>> begin

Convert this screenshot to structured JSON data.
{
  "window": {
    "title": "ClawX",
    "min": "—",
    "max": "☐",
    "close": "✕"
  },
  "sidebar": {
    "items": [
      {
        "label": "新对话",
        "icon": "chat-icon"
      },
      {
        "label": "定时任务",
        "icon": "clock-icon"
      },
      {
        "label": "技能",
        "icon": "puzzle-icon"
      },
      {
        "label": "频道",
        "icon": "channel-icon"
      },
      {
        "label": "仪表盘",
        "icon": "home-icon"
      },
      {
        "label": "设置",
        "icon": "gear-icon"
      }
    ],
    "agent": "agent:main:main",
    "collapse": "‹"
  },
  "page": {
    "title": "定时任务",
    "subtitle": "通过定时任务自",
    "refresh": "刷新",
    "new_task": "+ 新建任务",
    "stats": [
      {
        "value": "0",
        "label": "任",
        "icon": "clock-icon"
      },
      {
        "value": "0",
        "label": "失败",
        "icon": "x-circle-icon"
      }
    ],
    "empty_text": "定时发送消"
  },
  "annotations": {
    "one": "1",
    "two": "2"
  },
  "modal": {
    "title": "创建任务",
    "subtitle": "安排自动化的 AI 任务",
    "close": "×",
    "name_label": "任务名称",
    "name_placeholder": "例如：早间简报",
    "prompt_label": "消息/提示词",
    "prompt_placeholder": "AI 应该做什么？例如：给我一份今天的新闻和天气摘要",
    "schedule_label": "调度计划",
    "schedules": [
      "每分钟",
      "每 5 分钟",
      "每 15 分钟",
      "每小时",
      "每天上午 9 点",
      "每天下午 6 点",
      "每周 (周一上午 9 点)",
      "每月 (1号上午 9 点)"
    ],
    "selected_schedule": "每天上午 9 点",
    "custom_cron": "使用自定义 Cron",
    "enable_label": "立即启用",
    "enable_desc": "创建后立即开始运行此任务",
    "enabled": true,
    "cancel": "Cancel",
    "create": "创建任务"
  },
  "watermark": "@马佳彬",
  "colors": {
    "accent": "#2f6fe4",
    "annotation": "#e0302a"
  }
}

>> end

| Problem description |
Copy out every line from the records that has the word "icon".

| Solution for this exercise |
        "icon": "chat-icon"
        "icon": "clock-icon"
        "icon": "puzzle-icon"
        "icon": "channel-icon"
        "icon": "home-icon"
        "icon": "gear-icon"
        "icon": "clock-icon"
        "icon": "x-circle-icon"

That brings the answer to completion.